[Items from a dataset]

• • • • •

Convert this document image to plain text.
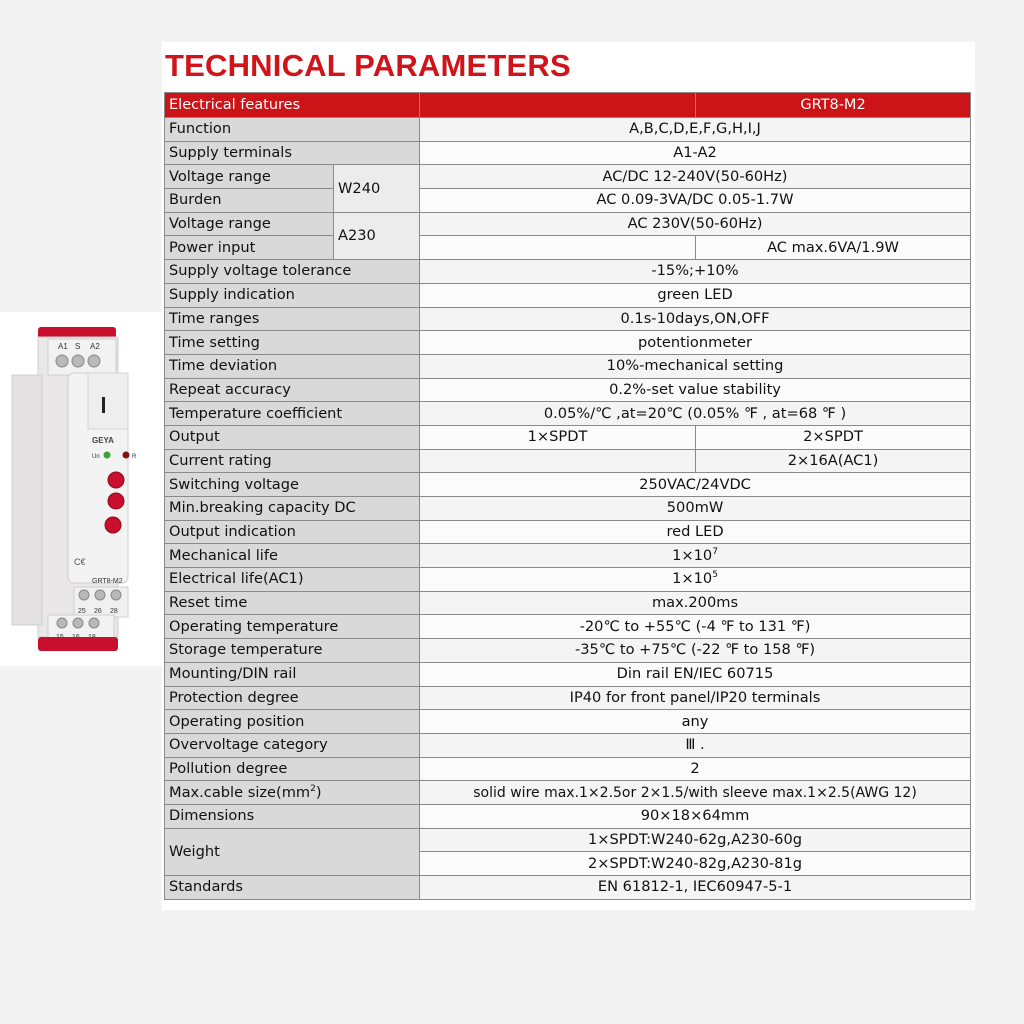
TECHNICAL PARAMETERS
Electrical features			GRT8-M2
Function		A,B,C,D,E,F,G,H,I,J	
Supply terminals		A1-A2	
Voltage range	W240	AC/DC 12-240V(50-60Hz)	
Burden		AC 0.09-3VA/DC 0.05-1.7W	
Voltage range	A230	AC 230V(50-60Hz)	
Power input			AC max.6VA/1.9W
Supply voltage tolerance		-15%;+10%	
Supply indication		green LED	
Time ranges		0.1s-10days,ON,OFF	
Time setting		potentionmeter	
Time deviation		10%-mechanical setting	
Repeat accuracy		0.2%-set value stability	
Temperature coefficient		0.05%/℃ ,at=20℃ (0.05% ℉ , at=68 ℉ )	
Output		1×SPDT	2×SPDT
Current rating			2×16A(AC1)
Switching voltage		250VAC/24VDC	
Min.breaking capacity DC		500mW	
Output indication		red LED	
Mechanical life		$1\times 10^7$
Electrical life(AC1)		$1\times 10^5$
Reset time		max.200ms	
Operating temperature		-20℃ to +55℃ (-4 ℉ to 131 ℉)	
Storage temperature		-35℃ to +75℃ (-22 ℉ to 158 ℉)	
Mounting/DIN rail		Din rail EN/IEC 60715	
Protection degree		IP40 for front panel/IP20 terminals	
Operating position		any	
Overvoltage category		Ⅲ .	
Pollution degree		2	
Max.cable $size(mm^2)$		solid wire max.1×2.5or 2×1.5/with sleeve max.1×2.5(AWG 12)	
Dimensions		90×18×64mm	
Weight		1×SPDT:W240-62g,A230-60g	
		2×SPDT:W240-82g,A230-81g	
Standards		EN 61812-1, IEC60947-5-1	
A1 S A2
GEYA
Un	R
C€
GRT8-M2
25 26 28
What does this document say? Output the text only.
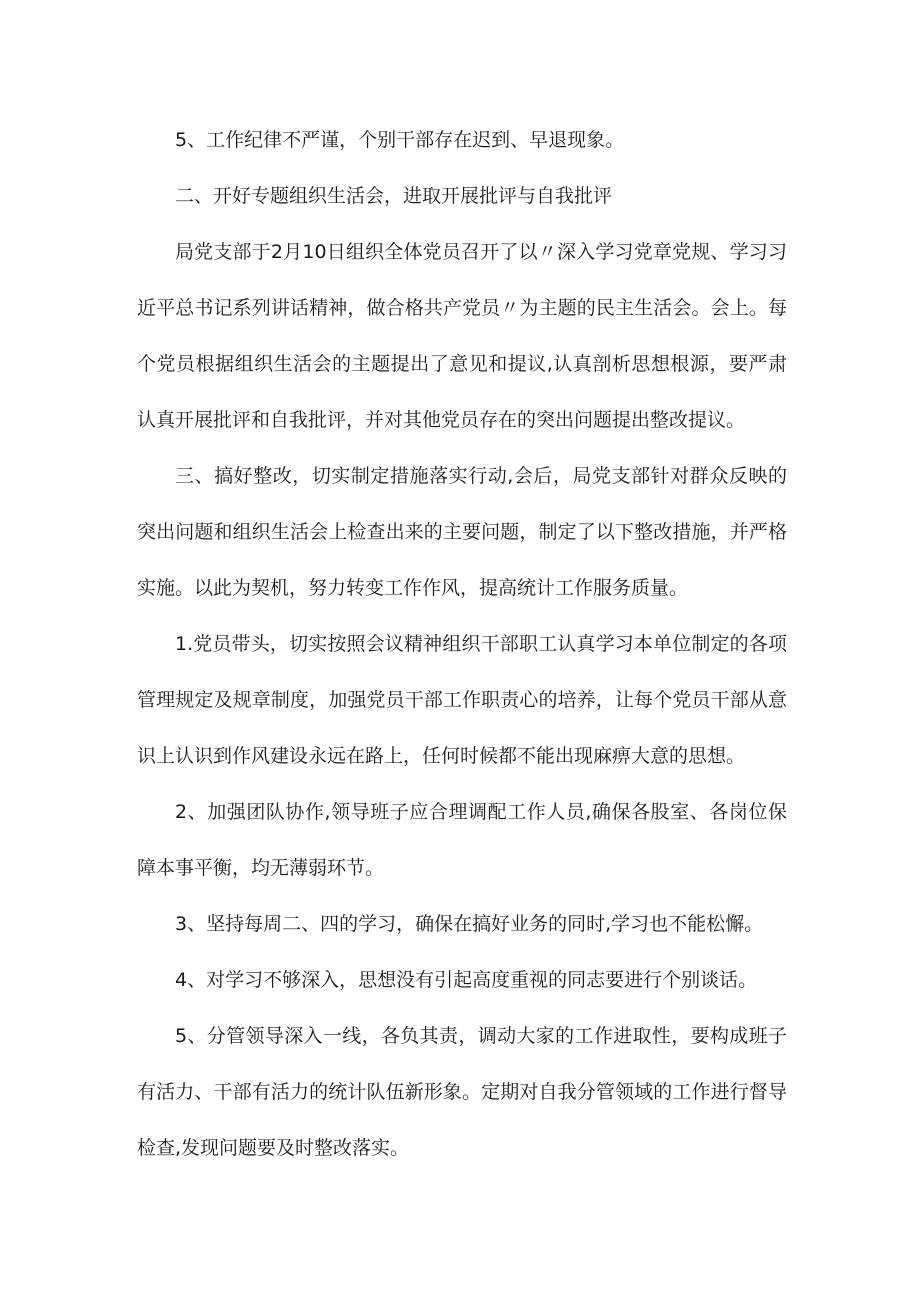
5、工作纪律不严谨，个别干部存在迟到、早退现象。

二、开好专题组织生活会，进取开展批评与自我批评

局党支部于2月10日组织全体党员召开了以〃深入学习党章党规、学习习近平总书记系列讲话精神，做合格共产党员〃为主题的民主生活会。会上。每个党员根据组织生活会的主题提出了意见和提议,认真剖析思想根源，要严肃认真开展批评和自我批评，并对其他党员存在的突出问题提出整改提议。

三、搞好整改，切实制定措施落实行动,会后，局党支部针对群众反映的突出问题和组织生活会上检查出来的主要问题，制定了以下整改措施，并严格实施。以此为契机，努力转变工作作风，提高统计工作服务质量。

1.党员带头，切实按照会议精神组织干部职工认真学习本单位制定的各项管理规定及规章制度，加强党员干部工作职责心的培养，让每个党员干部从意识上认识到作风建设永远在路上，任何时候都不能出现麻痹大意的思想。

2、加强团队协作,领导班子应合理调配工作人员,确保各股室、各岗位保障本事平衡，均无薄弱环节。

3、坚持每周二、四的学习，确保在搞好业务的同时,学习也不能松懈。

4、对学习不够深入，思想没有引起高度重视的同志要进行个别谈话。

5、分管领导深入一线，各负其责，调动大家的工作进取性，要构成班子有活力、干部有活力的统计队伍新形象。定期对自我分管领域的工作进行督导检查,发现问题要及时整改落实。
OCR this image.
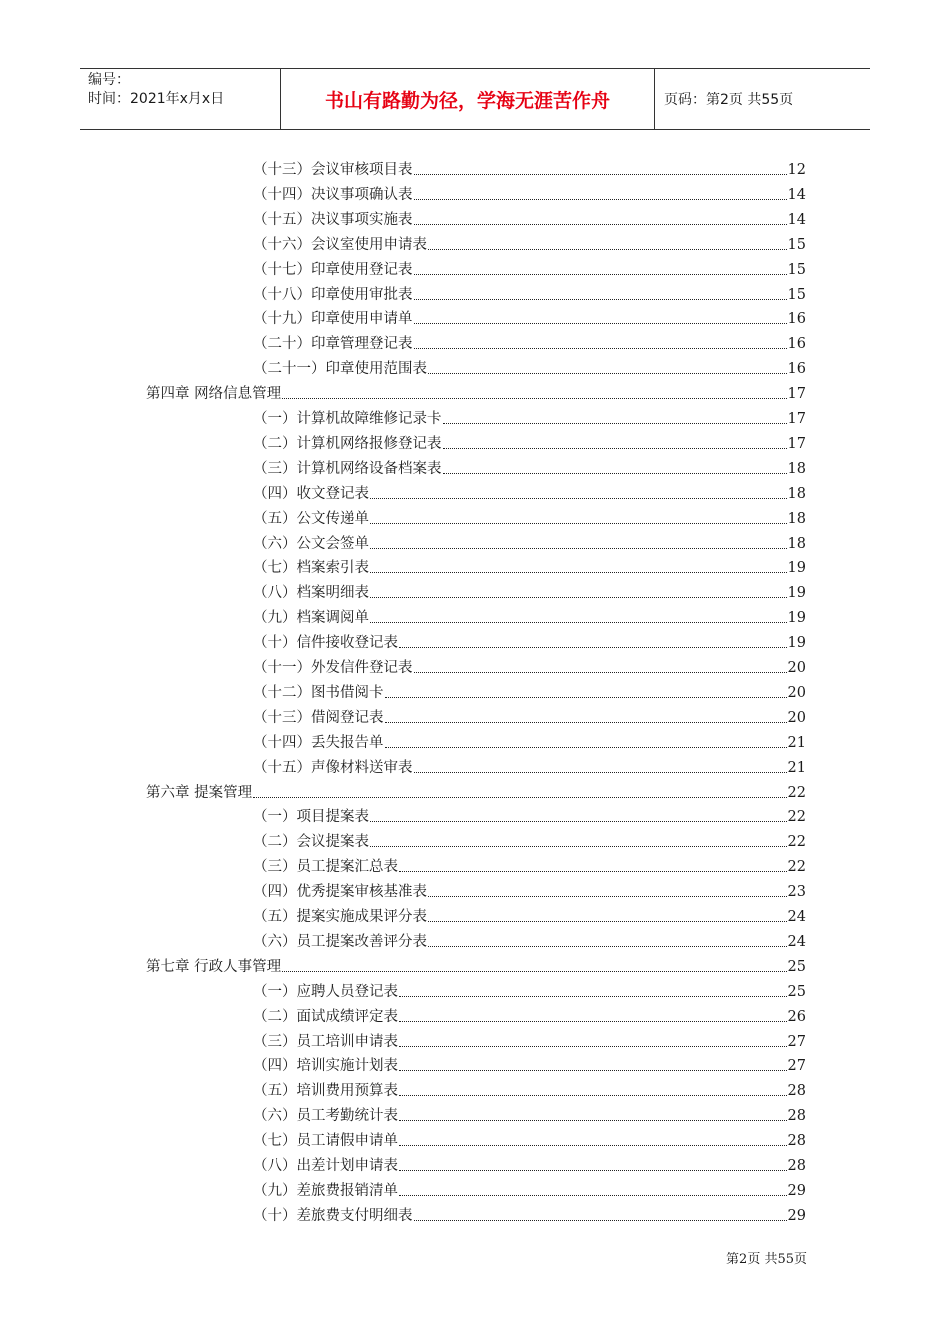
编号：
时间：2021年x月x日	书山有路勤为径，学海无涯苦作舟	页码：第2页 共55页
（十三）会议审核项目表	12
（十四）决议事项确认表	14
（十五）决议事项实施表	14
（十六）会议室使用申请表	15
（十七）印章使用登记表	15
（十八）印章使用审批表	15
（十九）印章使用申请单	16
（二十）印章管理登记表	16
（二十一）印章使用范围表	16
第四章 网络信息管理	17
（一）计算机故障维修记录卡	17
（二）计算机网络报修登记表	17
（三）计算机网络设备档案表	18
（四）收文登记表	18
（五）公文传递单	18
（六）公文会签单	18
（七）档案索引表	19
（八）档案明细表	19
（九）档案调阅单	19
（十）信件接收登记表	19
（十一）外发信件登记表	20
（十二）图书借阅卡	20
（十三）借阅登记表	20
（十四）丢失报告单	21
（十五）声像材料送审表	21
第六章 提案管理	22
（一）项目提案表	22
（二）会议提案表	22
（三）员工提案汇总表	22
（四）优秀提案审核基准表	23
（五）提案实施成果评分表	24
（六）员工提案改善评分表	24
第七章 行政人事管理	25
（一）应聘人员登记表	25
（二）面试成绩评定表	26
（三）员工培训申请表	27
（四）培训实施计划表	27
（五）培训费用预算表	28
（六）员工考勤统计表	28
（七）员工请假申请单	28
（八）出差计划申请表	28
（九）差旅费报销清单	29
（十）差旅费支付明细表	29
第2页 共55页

• • • • •

To be done
Give an exact copy of the material, leaving out every picture.

The solution
Convert this document image to plain text.
TECHNICAL PARAMETERS
Electrical features			GRT8-M2
Function		A,B,C,D,E,F,G,H,I,J	
Supply terminals		A1-A2	
Voltage range	W240	AC/DC 12-240V(50-60Hz)	
Burden		AC 0.09-3VA/DC 0.05-1.7W	
Voltage range	A230	AC 230V(50-60Hz)	
Power input			AC max.6VA/1.9W
Supply voltage tolerance		-15%;+10%	
Supply indication		green LED	
Time ranges		0.1s-10days,ON,OFF	
Time setting		potentionmeter	
Time deviation		10%-mechanical setting	
Repeat accuracy		0.2%-set value stability	
Temperature coefficient		0.05%/℃ ,at=20℃ (0.05% ℉ , at=68 ℉ )	
Output		1×SPDT	2×SPDT
Current rating			2×16A(AC1)
Switching voltage		250VAC/24VDC	
Min.breaking capacity DC		500mW	
Output indication		red LED	
Mechanical life		$1\times 10^7$
Electrical life(AC1)		$1\times 10^5$
Reset time		max.200ms	
Operating temperature		-20℃ to +55℃ (-4 ℉ to 131 ℉)	
Storage temperature		-35℃ to +75℃ (-22 ℉ to 158 ℉)	
Mounting/DIN rail		Din rail EN/IEC 60715	
Protection degree		IP40 for front panel/IP20 terminals	
Operating position		any	
Overvoltage category		Ⅲ .	
Pollution degree		2	
Max.cable $size(mm^2)$		solid wire max.1×2.5or 2×1.5/with sleeve max.1×2.5(AWG 12)	
Dimensions		90×18×64mm	
Weight		1×SPDT:W240-62g,A230-60g	
		2×SPDT:W240-82g,A230-81g	
Standards		EN 61812-1, IEC60947-5-1	
A1 S A2
GEYA
Un	R
C€
GRT8-M2
25 26 28
What does this document say? Output the text only.
5、工作纪律不严谨，个别干部存在迟到、早退现象。

二、开好专题组织生活会，进取开展批评与自我批评

局党支部于2月10日组织全体党员召开了以〃深入学习党章党规、学习习近平总书记系列讲话精神，做合格共产党员〃为主题的民主生活会。会上。每个党员根据组织生活会的主题提出了意见和提议,认真剖析思想根源，要严肃认真开展批评和自我批评，并对其他党员存在的突出问题提出整改提议。

三、搞好整改，切实制定措施落实行动,会后，局党支部针对群众反映的突出问题和组织生活会上检查出来的主要问题，制定了以下整改措施，并严格实施。以此为契机，努力转变工作作风，提高统计工作服务质量。

1.党员带头，切实按照会议精神组织干部职工认真学习本单位制定的各项管理规定及规章制度，加强党员干部工作职责心的培养，让每个党员干部从意识上认识到作风建设永远在路上，任何时候都不能出现麻痹大意的思想。

2、加强团队协作,领导班子应合理调配工作人员,确保各股室、各岗位保障本事平衡，均无薄弱环节。

3、坚持每周二、四的学习，确保在搞好业务的同时,学习也不能松懈。

4、对学习不够深入，思想没有引起高度重视的同志要进行个别谈话。

5、分管领导深入一线，各负其责，调动大家的工作进取性，要构成班子有活力、干部有活力的统计队伍新形象。定期对自我分管领域的工作进行督导检查,发现问题要及时整改落实。
OCR this image.
编号：
时间：2021年x月x日	书山有路勤为径，学海无涯苦作舟	页码：第2页 共55页
（十三）会议审核项目表	12
（十四）决议事项确认表	14
（十五）决议事项实施表	14
（十六）会议室使用申请表	15
（十七）印章使用登记表	15
（十八）印章使用审批表	15
（十九）印章使用申请单	16
（二十）印章管理登记表	16
（二十一）印章使用范围表	16
第四章 网络信息管理	17
（一）计算机故障维修记录卡	17
（二）计算机网络报修登记表	17
（三）计算机网络设备档案表	18
（四）收文登记表	18
（五）公文传递单	18
（六）公文会签单	18
（七）档案索引表	19
（八）档案明细表	19
（九）档案调阅单	19
（十）信件接收登记表	19
（十一）外发信件登记表	20
（十二）图书借阅卡	20
（十三）借阅登记表	20
（十四）丢失报告单	21
（十五）声像材料送审表	21
第六章 提案管理	22
（一）项目提案表	22
（二）会议提案表	22
（三）员工提案汇总表	22
（四）优秀提案审核基准表	23
（五）提案实施成果评分表	24
（六）员工提案改善评分表	24
第七章 行政人事管理	25
（一）应聘人员登记表	25
（二）面试成绩评定表	26
（三）员工培训申请表	27
（四）培训实施计划表	27
（五）培训费用预算表	28
（六）员工考勤统计表	28
（七）员工请假申请单	28
（八）出差计划申请表	28
（九）差旅费报销清单	29
（十）差旅费支付明细表	29
第2页 共55页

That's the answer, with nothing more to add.